Dataset rows
↓

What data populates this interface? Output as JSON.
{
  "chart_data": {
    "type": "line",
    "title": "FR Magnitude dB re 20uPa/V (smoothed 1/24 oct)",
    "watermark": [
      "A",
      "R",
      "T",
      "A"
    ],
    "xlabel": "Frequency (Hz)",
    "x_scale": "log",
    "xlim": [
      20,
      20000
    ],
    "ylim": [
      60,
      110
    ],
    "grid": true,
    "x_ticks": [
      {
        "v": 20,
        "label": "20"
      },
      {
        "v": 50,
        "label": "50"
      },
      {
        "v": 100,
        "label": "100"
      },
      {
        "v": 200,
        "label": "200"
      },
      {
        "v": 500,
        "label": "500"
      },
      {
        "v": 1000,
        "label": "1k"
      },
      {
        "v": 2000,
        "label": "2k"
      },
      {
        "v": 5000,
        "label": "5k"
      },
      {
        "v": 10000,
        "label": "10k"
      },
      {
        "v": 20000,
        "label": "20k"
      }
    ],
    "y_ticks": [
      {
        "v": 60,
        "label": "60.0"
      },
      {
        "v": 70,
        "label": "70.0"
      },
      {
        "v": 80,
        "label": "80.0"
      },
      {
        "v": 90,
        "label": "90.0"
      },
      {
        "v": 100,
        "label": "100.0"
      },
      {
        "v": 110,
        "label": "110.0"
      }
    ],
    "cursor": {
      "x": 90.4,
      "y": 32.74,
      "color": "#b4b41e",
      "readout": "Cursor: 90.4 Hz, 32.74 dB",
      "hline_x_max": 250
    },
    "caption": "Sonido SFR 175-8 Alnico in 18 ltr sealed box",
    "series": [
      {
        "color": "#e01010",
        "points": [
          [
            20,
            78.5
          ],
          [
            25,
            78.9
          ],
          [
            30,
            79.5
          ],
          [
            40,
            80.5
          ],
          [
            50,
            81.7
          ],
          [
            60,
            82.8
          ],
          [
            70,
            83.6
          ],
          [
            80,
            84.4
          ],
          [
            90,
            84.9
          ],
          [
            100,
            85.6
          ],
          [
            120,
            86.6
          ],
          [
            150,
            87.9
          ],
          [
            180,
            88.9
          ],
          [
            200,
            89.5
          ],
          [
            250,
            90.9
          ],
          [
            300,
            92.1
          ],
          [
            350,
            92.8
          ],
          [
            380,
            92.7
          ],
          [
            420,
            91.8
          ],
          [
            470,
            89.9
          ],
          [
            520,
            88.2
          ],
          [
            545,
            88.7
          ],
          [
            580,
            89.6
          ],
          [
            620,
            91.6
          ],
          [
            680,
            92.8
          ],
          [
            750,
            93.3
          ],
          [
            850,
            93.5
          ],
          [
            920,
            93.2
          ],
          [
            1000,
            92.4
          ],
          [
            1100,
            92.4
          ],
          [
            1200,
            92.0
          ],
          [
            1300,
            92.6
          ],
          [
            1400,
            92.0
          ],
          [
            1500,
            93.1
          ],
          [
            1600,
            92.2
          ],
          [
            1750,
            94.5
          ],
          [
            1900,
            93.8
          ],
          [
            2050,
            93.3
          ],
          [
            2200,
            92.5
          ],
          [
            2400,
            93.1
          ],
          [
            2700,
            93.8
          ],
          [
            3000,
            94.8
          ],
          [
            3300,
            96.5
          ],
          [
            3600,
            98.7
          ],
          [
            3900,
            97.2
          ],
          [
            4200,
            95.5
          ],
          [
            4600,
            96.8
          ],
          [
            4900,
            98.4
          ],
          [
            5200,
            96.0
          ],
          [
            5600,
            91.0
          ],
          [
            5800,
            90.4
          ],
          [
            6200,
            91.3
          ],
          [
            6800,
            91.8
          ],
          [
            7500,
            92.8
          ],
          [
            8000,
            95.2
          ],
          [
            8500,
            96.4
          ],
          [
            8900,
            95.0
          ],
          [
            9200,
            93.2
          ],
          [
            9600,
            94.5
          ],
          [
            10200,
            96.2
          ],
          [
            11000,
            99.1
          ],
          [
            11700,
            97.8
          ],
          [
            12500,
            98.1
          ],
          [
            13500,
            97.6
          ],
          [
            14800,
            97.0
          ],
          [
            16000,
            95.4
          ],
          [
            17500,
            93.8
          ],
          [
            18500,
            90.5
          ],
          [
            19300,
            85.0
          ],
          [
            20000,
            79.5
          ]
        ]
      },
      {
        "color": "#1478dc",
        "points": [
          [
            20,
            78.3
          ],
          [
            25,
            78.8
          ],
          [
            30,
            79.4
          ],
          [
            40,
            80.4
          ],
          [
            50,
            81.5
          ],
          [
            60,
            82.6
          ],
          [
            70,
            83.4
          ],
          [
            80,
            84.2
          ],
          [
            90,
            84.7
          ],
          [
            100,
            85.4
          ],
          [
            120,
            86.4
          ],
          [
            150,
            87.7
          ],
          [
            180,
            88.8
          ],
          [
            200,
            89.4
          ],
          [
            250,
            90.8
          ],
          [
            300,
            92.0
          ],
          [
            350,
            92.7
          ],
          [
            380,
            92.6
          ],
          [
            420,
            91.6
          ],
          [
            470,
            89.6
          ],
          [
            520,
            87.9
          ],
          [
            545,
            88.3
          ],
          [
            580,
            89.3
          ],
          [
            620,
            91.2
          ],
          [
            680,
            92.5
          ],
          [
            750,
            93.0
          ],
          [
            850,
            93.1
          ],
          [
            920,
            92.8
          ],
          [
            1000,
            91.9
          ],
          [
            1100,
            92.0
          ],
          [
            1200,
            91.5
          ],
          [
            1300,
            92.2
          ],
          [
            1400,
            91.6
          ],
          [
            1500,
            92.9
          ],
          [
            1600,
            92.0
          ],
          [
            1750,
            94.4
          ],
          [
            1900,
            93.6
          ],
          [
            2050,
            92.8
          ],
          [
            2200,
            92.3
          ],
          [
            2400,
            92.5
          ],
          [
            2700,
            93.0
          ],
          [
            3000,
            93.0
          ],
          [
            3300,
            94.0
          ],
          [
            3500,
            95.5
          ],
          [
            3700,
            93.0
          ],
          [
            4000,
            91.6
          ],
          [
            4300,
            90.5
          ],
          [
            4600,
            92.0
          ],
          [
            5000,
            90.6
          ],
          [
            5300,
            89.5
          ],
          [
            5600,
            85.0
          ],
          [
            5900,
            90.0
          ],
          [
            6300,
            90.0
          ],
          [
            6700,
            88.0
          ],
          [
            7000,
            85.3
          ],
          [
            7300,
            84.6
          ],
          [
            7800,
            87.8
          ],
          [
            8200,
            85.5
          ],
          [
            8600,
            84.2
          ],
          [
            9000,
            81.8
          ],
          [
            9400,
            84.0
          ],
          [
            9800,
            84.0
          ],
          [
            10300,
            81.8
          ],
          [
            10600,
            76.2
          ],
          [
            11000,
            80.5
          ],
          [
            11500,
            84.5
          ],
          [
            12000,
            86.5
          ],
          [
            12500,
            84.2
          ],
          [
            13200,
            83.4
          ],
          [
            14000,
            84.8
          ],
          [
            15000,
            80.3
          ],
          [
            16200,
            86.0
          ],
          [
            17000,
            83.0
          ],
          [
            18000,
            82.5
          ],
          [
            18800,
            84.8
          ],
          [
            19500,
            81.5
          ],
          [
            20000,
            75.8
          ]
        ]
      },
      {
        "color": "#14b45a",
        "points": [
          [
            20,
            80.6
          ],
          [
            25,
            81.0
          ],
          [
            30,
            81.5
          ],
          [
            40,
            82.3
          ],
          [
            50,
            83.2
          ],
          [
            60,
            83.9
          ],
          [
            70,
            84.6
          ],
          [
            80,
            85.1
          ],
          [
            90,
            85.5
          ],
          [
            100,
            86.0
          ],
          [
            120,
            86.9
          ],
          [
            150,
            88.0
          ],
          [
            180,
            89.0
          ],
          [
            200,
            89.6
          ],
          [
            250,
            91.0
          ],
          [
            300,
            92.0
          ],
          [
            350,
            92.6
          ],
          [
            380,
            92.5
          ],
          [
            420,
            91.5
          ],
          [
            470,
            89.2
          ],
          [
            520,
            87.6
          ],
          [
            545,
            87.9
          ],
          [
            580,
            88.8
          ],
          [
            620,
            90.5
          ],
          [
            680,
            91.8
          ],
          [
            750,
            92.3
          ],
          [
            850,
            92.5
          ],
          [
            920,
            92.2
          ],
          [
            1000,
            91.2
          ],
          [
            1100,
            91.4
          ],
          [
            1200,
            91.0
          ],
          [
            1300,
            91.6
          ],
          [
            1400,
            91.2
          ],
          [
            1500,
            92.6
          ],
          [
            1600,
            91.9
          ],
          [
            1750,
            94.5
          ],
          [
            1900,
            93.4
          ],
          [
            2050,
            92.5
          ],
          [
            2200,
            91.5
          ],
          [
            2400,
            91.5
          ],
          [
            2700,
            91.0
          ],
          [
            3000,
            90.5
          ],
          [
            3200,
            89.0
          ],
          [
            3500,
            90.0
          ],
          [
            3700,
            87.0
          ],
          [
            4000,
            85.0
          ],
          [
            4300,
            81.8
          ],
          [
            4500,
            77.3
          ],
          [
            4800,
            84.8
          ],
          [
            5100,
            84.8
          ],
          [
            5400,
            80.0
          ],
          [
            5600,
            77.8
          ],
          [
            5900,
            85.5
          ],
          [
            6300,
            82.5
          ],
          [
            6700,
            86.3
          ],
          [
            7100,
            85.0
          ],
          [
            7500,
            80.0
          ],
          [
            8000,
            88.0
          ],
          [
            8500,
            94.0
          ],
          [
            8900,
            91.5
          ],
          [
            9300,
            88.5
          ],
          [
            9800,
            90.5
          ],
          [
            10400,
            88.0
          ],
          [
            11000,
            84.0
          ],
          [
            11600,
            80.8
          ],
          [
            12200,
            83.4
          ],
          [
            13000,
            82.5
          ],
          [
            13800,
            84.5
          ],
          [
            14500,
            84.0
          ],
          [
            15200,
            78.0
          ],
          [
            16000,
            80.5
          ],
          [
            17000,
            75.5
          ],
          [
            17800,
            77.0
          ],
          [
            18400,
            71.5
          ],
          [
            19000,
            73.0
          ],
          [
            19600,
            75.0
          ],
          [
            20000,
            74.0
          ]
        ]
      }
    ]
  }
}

↑

_AIM OF THE EXERCISE_:
Track down all lines above with the string "color" and copy them.

_WRITTEN REPLY_:
      "color": "#b4b41e",
        "color": "#e01010",
        "color": "#1478dc",
        "color": "#14b45a",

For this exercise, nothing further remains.